## Directions for this task
Rewrite the material from its first line through the line with "poi-label: UNDERGROUND bbox=[546, 586, 648, 597]", switching every "housenumber-label" to "address-label" and leaving everything else unchanged.

## Listed entries
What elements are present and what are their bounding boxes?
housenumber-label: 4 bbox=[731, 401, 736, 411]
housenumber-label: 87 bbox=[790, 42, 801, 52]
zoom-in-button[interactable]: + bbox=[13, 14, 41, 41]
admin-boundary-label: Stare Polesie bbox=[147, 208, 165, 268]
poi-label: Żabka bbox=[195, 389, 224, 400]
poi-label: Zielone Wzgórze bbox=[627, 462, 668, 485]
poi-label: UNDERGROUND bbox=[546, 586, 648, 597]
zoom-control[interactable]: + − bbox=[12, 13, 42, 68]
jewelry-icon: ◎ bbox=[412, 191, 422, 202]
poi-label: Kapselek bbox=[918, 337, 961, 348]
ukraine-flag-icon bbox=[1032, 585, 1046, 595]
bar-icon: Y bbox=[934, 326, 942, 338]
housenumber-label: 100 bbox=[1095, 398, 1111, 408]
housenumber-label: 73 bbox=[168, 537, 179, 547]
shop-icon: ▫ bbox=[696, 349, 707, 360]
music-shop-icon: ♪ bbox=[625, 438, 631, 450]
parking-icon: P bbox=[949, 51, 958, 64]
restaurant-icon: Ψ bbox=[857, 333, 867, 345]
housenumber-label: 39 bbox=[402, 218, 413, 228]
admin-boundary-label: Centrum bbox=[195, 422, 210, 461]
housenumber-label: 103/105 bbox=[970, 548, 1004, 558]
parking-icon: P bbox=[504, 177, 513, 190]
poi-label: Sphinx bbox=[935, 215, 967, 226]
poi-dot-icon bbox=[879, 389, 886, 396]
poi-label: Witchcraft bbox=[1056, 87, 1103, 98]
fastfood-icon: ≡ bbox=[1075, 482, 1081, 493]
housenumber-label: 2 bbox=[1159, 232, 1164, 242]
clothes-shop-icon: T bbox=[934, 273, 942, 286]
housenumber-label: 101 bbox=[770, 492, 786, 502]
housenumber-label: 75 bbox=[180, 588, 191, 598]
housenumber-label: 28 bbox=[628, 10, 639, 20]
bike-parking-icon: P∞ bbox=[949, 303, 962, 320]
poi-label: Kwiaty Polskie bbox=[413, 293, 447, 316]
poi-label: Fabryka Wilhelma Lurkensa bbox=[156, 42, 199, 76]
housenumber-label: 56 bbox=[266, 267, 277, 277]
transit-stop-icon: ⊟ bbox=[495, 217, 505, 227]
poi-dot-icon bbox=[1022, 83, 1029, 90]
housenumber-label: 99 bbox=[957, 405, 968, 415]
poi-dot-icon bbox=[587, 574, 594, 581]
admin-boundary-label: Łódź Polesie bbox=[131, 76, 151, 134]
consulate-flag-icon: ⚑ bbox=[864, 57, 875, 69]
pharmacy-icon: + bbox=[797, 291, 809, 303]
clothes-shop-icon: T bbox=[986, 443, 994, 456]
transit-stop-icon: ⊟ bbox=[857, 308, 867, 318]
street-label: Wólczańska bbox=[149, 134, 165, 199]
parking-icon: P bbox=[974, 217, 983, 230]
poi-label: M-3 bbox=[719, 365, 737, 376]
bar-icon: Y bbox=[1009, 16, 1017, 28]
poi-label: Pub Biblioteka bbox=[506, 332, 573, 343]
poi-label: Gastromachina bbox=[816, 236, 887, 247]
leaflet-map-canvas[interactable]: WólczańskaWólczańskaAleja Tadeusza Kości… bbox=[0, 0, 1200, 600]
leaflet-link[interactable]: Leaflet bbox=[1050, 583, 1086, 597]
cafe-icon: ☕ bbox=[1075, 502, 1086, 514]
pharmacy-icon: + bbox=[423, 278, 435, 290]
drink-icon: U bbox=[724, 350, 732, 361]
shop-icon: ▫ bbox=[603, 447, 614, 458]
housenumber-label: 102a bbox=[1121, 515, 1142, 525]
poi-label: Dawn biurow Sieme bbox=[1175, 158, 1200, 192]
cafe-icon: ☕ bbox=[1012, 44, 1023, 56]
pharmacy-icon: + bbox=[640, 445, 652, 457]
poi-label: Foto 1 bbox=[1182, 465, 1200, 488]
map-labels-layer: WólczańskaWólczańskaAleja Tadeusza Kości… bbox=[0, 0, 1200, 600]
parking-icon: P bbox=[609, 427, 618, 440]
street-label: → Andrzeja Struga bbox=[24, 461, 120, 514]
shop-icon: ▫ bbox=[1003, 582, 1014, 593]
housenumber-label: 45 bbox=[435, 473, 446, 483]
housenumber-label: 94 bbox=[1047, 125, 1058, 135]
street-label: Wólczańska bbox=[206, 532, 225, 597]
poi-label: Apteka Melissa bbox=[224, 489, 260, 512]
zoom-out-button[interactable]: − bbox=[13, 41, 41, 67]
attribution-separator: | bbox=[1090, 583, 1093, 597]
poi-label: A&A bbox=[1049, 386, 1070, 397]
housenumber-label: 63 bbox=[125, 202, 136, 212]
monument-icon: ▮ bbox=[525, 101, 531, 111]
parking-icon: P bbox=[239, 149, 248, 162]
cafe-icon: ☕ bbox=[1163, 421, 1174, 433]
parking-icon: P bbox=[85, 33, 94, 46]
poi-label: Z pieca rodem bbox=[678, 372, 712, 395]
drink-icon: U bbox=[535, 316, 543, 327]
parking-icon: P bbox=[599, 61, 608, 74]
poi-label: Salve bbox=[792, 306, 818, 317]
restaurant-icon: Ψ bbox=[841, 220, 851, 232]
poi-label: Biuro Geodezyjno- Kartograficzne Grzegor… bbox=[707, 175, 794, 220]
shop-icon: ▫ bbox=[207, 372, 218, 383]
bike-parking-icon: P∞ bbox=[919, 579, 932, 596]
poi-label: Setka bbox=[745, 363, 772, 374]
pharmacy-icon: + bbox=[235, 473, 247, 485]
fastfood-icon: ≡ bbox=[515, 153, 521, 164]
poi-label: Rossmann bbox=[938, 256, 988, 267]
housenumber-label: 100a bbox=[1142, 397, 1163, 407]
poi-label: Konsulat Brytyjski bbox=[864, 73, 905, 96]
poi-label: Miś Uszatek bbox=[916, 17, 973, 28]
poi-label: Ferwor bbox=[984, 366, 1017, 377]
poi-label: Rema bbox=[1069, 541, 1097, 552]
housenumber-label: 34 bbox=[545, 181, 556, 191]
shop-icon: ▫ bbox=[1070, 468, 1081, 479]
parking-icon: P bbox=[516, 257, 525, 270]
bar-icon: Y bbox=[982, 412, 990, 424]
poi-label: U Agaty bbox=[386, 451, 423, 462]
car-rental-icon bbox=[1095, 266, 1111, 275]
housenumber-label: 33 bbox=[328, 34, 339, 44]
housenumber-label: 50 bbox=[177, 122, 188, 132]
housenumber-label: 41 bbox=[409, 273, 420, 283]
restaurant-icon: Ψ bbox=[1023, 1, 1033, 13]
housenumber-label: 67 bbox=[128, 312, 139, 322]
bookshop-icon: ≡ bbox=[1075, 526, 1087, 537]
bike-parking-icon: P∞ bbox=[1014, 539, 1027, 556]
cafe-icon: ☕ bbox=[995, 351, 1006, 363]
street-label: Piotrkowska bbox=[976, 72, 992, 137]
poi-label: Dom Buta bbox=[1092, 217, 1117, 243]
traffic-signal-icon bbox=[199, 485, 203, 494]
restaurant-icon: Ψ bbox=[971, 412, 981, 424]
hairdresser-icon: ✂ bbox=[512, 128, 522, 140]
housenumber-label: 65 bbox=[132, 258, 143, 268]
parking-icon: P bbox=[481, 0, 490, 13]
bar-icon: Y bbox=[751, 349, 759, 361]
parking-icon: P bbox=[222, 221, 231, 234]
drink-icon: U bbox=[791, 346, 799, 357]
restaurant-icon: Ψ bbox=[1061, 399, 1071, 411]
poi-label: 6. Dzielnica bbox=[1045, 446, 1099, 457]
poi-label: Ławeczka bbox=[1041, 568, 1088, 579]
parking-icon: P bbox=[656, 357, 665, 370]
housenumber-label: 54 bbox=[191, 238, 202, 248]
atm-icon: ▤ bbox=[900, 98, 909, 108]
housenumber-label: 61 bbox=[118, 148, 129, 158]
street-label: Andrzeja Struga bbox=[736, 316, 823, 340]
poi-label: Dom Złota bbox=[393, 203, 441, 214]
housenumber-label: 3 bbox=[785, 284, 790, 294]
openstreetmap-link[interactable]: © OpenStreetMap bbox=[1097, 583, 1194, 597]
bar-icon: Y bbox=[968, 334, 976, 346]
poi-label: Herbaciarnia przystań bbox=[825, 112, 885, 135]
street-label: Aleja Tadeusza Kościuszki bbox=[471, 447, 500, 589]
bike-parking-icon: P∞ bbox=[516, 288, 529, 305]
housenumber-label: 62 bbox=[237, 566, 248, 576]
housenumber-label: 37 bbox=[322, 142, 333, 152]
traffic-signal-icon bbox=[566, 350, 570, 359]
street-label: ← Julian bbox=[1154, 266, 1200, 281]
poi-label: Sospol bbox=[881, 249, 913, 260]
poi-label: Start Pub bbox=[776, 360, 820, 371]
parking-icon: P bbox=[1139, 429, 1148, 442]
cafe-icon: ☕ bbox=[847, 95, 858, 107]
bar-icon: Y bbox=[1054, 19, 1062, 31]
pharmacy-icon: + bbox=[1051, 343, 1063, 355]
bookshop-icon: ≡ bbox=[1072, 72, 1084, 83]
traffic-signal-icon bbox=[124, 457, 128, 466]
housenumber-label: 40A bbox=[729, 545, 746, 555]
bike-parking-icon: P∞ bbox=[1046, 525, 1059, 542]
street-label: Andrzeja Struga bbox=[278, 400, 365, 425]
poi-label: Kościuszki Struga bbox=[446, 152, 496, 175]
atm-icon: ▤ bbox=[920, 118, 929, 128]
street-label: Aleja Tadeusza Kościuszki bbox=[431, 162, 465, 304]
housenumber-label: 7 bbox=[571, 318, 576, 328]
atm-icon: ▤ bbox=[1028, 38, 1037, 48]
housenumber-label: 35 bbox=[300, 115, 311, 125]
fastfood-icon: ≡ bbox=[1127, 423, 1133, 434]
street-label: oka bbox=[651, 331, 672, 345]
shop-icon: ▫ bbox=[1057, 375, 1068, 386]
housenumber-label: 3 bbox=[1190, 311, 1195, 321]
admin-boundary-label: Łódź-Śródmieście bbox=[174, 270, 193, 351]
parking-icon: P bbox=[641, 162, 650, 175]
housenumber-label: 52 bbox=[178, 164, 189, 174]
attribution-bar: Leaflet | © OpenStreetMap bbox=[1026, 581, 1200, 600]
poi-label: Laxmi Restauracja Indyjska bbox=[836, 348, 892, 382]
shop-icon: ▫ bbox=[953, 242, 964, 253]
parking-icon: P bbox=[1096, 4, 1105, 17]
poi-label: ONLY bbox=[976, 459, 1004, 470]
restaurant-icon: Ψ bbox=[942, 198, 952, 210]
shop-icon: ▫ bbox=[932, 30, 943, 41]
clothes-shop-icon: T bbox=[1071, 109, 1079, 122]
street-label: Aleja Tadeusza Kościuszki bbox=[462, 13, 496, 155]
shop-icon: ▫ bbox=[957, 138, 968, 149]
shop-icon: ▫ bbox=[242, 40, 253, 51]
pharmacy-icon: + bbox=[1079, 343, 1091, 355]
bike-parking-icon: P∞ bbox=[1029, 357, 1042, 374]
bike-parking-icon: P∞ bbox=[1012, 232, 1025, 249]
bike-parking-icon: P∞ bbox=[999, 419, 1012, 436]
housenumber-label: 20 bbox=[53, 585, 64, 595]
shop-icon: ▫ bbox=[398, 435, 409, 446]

## Solution to this problem
What elements are present and what are their bounding boxes?
address-label: 4 bbox=[731, 401, 736, 411]
address-label: 87 bbox=[790, 42, 801, 52]
zoom-in-button[interactable]: + bbox=[13, 14, 41, 41]
admin-boundary-label: Stare Polesie bbox=[147, 208, 165, 268]
poi-label: Żabka bbox=[195, 389, 224, 400]
poi-label: Zielone Wzgórze bbox=[627, 462, 668, 485]
poi-label: UNDERGROUND bbox=[546, 586, 648, 597]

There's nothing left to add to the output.